Part of a data file
━━━━━━━━

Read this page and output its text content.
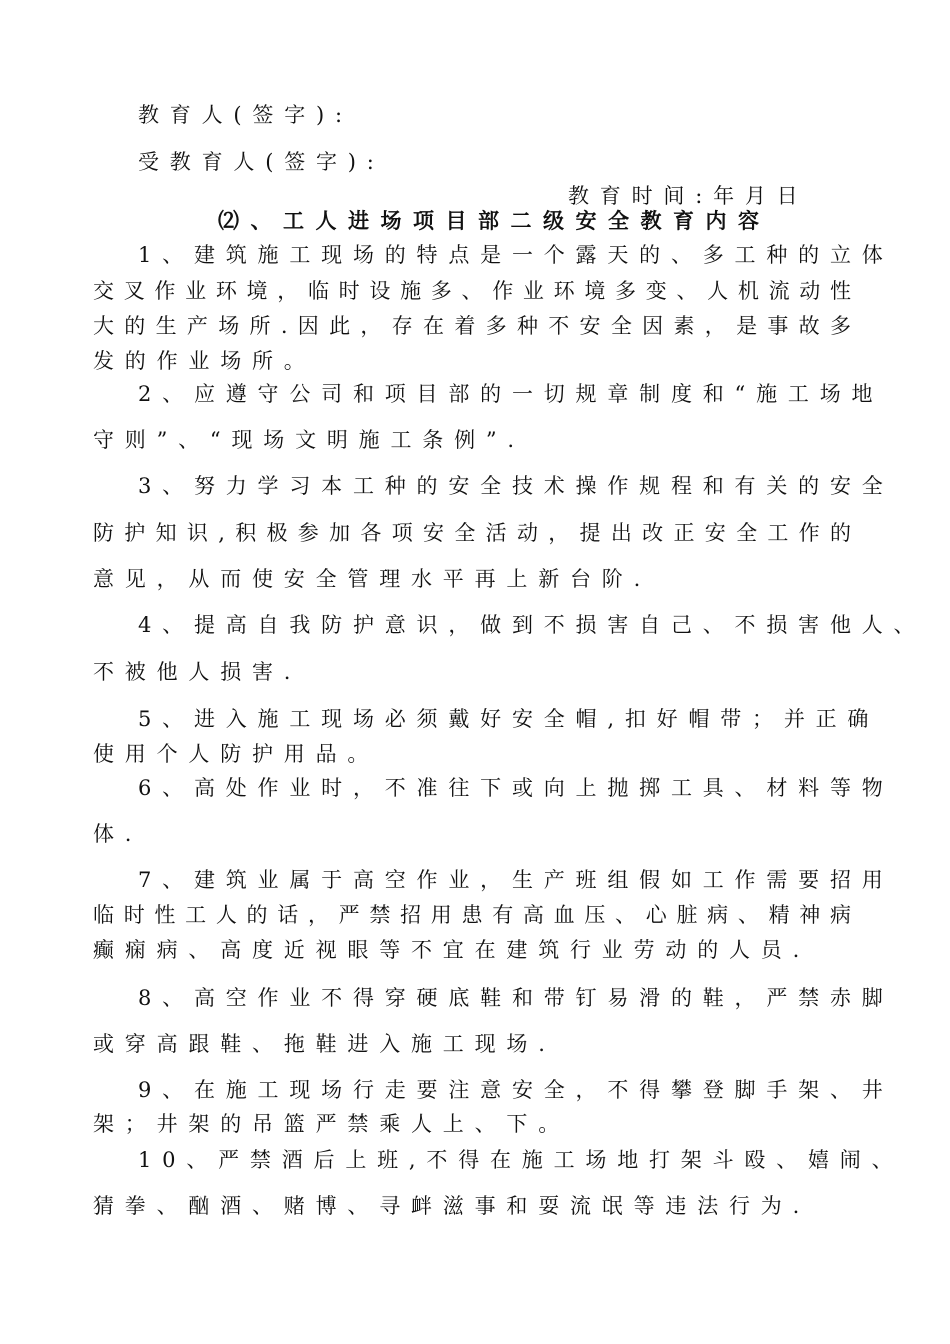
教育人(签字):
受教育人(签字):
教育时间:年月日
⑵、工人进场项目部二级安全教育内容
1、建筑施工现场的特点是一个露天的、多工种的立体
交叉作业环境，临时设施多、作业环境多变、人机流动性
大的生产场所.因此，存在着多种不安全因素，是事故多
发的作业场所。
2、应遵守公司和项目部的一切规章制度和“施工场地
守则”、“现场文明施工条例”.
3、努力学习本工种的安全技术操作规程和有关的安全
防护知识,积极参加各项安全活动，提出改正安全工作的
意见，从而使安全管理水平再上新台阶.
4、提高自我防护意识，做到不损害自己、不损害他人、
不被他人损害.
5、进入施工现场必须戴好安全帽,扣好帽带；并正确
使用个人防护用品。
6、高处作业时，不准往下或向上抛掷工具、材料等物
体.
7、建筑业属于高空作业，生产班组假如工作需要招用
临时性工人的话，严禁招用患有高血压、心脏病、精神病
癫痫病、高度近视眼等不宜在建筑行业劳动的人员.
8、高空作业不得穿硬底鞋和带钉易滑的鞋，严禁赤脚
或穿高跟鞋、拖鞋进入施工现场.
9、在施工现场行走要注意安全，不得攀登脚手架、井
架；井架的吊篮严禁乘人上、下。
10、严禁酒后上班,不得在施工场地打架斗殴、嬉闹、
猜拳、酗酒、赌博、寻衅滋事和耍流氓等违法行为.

━━━━━━━━

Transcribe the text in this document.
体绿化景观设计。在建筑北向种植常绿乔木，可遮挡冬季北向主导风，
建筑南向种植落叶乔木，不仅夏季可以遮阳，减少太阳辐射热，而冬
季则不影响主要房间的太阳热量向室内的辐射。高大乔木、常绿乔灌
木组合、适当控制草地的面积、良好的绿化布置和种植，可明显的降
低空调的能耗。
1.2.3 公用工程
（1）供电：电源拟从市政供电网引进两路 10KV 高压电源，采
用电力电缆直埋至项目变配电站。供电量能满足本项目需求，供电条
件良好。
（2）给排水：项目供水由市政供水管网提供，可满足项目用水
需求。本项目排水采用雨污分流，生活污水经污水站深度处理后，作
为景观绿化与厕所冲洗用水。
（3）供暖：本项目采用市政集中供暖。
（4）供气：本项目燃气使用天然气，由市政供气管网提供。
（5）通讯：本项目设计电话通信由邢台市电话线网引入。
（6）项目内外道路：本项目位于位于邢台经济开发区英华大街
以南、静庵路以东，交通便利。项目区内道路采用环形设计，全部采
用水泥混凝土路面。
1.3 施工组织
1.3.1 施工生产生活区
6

━━━━━━━━

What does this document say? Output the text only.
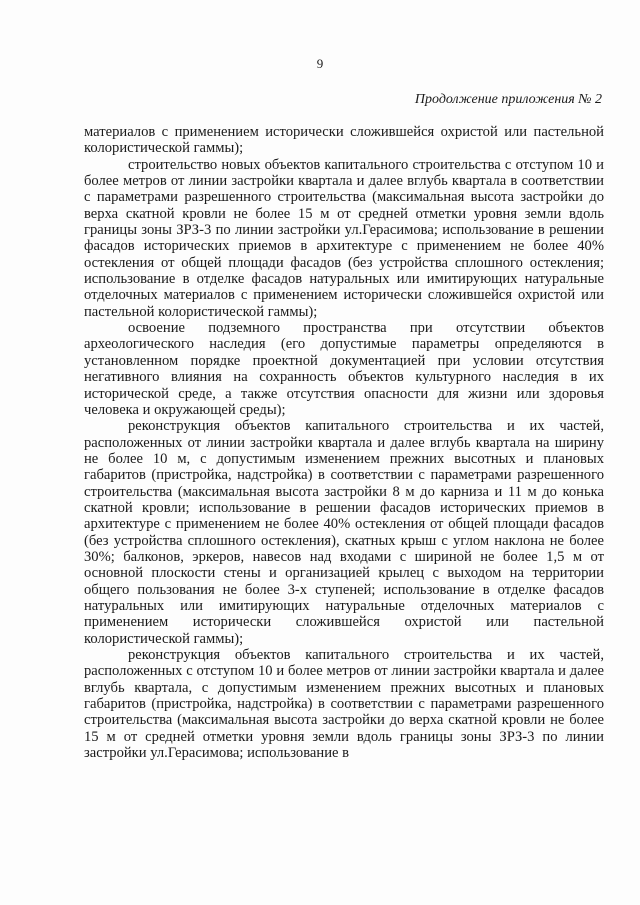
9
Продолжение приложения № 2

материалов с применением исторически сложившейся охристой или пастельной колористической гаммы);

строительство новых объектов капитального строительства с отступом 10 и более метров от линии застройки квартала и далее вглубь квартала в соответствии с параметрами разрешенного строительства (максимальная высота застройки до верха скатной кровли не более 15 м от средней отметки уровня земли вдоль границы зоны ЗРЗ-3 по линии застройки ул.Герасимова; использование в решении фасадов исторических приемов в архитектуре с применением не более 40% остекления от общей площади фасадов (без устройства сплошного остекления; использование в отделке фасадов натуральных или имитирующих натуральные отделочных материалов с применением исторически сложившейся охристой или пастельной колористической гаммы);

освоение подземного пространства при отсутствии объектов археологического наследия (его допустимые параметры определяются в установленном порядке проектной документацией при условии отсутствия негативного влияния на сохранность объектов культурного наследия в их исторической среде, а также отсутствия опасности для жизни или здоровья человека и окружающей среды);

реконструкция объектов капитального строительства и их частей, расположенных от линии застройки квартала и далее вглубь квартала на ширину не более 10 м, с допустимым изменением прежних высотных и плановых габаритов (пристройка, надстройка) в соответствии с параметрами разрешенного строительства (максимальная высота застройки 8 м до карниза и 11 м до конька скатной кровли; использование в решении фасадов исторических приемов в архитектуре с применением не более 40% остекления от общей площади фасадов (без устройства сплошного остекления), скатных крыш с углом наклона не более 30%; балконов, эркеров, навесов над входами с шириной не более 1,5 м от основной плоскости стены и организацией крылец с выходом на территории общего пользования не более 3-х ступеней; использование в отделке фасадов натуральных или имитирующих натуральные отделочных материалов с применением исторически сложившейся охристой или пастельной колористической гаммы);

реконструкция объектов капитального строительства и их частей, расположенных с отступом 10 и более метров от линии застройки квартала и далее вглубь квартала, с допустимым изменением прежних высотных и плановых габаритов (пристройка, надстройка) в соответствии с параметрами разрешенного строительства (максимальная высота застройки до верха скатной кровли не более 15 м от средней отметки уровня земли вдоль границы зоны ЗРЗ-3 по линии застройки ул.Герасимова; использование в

━━━━━━━━

#### [GIVEN INSTRUCTION]
Return each line that includes "text".

#### [SOLUTION]
Read this page and output its text content.
Transcribe the text in this document.
What does this document say? Output the text only.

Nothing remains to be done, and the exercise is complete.